● **Direction**:
Extract every line from the records below that contains the word "Staff".

(begin)

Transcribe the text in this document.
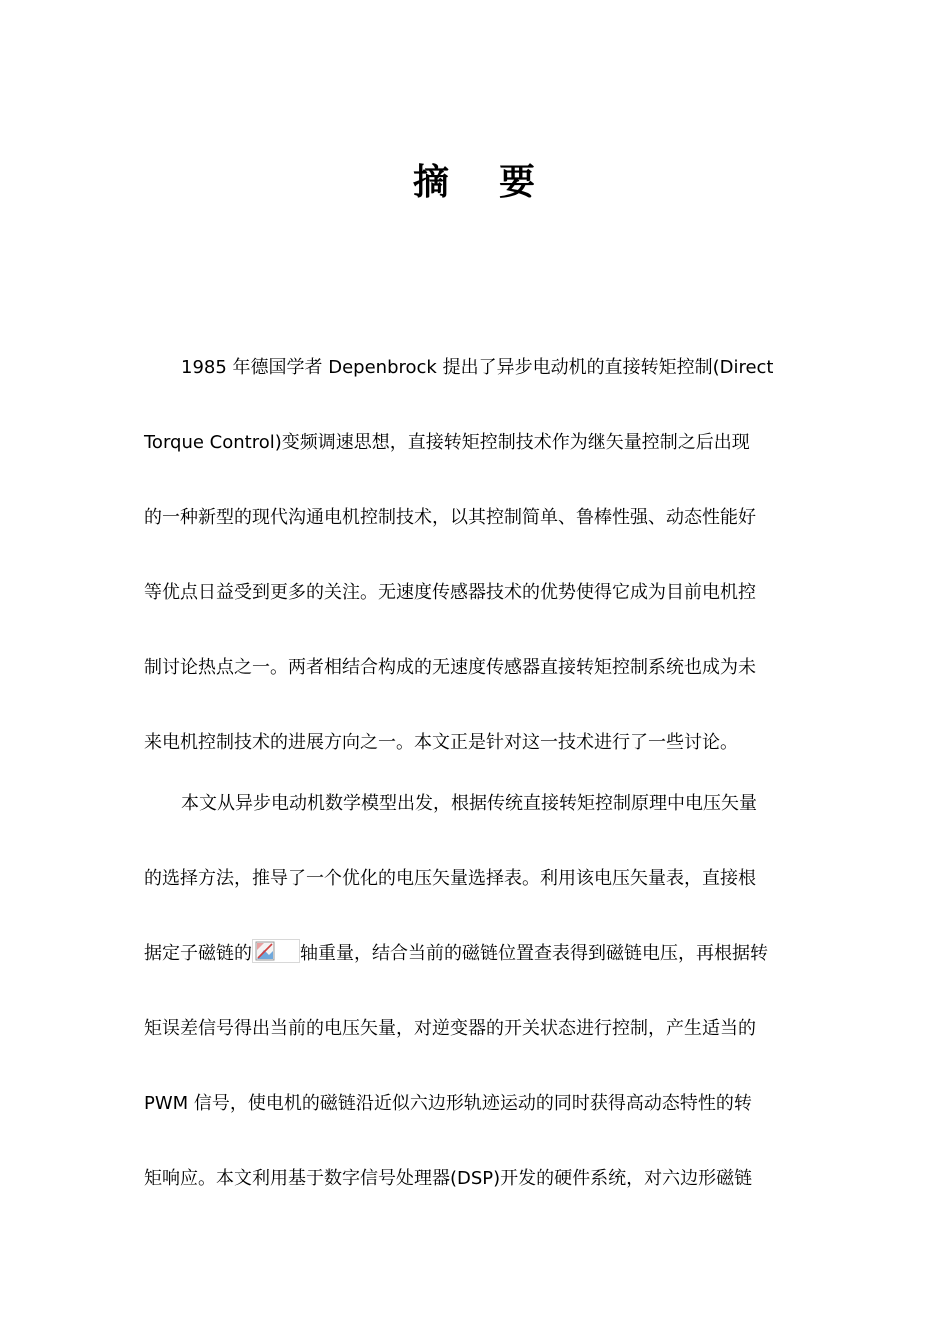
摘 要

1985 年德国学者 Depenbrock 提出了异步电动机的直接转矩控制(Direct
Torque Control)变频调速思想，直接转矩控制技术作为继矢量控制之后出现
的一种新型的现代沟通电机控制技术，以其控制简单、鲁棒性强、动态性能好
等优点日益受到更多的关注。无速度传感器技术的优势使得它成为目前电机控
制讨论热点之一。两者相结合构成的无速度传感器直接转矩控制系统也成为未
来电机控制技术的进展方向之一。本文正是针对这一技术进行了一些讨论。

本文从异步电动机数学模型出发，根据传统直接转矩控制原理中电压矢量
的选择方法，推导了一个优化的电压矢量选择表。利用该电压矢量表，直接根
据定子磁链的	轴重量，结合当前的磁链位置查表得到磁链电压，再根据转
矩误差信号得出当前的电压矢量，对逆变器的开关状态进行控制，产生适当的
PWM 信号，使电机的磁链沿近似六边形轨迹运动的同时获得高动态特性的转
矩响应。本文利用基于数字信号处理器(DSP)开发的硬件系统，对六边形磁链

(end)
(begin)

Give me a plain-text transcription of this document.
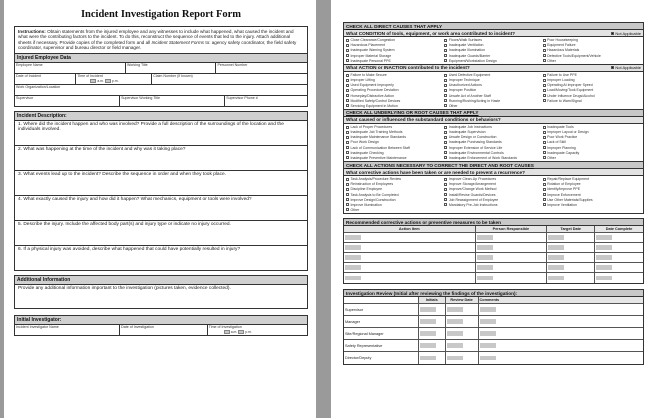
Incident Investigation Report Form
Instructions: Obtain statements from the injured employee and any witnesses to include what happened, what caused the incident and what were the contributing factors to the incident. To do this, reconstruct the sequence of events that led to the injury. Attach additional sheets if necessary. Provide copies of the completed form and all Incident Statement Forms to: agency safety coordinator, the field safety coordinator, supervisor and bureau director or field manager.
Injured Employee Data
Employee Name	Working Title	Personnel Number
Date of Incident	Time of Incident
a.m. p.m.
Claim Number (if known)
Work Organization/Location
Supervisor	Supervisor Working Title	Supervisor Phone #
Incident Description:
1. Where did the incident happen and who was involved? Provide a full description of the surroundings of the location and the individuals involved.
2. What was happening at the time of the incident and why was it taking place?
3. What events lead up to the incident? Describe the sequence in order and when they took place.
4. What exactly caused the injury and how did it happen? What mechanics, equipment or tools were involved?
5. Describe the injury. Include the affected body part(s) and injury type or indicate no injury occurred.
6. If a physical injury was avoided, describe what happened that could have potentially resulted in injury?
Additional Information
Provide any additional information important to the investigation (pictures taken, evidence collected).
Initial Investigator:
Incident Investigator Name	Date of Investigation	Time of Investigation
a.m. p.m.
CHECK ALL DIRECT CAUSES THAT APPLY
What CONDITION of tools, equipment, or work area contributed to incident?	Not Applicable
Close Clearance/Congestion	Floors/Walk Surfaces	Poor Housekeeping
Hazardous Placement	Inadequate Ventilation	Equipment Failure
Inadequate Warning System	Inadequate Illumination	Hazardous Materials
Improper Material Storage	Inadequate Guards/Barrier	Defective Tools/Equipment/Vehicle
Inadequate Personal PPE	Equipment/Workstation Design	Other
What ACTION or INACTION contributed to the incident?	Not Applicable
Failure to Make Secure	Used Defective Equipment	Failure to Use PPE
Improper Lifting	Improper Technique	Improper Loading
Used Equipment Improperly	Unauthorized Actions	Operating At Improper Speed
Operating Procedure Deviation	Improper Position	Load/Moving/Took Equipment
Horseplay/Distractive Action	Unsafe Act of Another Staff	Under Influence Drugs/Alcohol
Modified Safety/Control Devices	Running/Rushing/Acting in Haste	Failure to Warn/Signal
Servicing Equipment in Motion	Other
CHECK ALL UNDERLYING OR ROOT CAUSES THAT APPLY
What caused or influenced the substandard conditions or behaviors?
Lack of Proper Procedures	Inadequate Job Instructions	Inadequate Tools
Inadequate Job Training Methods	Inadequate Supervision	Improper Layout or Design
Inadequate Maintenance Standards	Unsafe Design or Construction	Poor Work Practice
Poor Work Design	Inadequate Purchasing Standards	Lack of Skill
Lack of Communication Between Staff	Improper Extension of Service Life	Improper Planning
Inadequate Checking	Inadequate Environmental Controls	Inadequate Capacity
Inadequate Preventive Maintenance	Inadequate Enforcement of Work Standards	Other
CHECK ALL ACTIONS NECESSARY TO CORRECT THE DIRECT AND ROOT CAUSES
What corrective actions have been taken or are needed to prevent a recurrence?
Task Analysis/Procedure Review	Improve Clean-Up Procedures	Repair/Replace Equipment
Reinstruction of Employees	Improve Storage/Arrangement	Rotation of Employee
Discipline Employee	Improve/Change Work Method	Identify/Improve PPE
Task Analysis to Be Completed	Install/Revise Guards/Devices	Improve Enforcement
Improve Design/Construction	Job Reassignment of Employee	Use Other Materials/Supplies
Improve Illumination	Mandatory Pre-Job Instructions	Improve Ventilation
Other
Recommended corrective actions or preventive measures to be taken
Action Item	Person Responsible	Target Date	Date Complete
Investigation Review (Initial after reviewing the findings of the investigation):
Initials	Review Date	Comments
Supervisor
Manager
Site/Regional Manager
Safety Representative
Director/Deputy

(end)

● **Output of the exercise**:
Horseplay/Distractive Action	Unsafe Act of Another Staff	Under Influence Drugs/Alcohol
Lack of Communication Between Staff	Improper Extension of Service Life	Improper Planning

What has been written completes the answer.